Return the records exactly as they are.

- [Record excerpts]:
[BEGIN]
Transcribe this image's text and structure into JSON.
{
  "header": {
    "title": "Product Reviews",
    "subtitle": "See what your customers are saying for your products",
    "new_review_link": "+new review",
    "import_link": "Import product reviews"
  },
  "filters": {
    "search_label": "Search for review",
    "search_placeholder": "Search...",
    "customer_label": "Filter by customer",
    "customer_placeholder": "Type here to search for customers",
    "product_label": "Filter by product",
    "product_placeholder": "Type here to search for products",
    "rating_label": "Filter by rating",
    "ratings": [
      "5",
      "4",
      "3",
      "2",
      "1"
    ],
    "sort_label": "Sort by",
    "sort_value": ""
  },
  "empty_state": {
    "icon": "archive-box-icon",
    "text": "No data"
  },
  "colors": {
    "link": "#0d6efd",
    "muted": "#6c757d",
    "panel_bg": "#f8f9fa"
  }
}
[END]
- [The result]:
Transcribe this image's text and structure into JSON.
{
  "header": {
    "title": "Product Reviews",
    "subtitle": "See what your customers are saying for your products",
    "new_review_link": "+new review",
    "import_link": "Import product reviews"
  },
  "filters": {
    "search_label": "Search for review",
    "search_placeholder": "Search...",
    "customer_label": "Filter by customer",
    "customer_placeholder": "Type here to search for customers",
    "product_label": "Filter by product",
    "product_placeholder": "Type here to search for products",
    "rating_label": "Filter by rating",
    "ratings": [
      "5",
      "4",
      "3",
      "2",
      "1"
    ],
    "sort_label": "Sort by",
    "sort_value": ""
  },
  "empty_state": {
    "icon": "archive-box-icon",
    "text": "No data"
  },
  "colors": {
    "link": "#0d6efd",
    "muted": "#6c757d",
    "panel_bg": "#f8f9fa"
  }
}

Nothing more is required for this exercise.